Material for the task:

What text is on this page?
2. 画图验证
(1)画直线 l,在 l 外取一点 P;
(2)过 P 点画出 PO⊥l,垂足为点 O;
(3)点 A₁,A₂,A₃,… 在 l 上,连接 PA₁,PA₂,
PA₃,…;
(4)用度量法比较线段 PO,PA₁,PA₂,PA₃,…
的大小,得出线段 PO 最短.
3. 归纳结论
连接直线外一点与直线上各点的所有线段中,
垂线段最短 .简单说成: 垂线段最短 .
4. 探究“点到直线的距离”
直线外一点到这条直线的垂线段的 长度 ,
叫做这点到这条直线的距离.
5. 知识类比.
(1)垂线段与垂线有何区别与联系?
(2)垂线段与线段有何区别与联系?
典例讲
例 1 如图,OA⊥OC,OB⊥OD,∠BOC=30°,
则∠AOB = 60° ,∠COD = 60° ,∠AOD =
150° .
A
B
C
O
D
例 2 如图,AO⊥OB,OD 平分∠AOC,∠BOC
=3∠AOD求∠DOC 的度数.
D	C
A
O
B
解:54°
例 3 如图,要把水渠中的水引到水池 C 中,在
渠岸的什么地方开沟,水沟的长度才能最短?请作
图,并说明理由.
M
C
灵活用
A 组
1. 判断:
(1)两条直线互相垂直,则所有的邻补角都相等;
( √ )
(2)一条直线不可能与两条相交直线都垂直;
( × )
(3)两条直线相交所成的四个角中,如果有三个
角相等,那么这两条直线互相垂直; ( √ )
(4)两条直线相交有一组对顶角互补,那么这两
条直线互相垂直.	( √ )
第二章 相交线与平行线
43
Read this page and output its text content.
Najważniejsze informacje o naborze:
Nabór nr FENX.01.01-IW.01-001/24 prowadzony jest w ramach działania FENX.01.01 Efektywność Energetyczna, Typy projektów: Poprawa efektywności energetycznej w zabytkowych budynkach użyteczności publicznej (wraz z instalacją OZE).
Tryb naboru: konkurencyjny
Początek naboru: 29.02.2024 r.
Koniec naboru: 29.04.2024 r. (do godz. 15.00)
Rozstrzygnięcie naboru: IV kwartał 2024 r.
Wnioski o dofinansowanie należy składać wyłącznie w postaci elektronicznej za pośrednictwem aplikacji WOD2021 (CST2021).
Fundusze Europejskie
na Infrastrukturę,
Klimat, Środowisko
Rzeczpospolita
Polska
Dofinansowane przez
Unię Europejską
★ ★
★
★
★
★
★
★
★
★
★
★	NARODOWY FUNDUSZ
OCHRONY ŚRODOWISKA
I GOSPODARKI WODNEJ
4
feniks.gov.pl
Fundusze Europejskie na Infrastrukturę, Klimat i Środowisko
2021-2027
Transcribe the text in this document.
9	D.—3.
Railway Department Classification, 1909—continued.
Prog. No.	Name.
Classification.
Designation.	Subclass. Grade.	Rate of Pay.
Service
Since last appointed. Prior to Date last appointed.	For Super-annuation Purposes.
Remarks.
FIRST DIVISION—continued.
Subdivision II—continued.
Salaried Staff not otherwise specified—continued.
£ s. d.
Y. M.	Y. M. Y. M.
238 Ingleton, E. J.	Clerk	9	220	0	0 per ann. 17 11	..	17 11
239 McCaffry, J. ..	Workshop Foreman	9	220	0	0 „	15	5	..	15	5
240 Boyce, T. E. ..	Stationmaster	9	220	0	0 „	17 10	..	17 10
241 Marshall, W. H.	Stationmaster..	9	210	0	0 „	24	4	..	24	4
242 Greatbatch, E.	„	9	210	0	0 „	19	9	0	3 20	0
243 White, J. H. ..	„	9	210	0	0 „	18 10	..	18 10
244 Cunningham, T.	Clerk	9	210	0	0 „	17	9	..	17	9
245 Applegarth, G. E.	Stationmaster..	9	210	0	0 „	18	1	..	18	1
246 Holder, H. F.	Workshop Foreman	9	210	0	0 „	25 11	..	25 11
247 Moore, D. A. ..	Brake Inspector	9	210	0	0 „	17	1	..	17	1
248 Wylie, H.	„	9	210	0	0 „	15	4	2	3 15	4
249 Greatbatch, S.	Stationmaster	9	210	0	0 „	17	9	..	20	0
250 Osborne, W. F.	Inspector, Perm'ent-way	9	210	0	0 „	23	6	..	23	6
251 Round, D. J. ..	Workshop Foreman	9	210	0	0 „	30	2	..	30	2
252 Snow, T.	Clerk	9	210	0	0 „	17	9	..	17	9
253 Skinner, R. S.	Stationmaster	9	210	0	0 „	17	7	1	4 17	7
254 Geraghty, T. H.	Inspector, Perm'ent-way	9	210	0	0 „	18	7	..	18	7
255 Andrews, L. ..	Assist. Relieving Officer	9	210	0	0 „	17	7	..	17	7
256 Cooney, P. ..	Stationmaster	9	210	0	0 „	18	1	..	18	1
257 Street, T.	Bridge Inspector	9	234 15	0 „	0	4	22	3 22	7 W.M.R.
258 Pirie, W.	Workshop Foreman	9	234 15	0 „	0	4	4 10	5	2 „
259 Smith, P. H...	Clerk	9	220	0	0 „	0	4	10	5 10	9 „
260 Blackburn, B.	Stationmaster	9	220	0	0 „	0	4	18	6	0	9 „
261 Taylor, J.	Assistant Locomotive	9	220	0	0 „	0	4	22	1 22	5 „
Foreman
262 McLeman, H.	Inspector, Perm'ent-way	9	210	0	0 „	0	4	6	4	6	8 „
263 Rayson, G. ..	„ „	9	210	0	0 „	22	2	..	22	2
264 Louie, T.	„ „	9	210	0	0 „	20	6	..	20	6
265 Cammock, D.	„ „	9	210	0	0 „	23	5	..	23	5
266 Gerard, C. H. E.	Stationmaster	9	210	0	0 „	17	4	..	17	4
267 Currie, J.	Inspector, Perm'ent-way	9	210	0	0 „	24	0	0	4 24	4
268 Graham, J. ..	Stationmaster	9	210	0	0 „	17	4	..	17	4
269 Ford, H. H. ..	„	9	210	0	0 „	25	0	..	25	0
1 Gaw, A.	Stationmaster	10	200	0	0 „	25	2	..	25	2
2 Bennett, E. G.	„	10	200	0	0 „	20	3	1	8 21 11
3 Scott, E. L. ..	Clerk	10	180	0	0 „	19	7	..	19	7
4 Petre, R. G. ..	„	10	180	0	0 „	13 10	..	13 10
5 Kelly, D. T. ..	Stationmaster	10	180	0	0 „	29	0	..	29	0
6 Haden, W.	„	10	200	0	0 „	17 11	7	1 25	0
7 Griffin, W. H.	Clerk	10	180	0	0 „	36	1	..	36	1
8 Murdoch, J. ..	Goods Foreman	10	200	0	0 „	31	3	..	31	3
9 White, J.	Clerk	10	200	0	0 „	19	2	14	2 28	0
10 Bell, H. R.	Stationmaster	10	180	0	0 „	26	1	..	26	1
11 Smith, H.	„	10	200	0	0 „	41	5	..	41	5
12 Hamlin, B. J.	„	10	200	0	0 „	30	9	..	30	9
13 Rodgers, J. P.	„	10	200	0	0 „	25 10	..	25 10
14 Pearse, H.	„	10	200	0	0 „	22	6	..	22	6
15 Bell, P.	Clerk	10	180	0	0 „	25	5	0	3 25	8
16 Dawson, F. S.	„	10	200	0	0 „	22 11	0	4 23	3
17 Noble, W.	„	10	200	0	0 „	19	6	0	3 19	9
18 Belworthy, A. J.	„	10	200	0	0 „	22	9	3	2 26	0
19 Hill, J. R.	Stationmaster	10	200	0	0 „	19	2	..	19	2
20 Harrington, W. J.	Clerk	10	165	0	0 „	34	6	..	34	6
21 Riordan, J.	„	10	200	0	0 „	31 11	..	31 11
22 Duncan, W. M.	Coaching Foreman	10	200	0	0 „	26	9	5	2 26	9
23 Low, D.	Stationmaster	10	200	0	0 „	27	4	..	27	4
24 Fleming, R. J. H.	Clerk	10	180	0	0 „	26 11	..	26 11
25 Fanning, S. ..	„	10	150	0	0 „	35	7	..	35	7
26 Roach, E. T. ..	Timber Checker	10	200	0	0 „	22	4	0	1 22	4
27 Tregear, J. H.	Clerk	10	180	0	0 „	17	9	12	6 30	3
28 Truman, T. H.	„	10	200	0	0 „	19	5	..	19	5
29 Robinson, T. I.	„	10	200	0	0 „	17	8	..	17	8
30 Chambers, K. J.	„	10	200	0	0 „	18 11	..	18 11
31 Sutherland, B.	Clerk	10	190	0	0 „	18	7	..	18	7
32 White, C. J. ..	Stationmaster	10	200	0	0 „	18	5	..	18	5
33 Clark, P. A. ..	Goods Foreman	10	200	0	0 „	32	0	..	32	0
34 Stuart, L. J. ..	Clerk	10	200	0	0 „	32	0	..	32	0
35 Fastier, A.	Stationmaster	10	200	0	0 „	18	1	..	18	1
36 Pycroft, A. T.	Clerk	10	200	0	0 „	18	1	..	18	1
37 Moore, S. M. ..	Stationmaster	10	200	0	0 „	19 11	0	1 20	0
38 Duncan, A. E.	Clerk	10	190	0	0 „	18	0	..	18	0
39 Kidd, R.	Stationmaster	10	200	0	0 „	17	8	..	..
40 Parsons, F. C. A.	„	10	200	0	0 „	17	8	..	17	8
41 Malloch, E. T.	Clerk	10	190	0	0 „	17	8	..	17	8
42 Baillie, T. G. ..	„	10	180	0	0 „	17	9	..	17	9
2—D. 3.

Written problem: For each line of the entries that includes "Perm", show that line.

Response for this exercise:
250 Osborne, W. F.	Inspector, Perm'ent-way	9	210	0	0 „	23	6	..	23	6
254 Geraghty, T. H.	Inspector, Perm'ent-way	9	210	0	0 „	18	7	..	18	7
262 McLeman, H.	Inspector, Perm'ent-way	9	210	0	0 „	0	4	6	4	6	8 „
267 Currie, J.	Inspector, Perm'ent-way	9	210	0	0 „	24	0	0	4 24	4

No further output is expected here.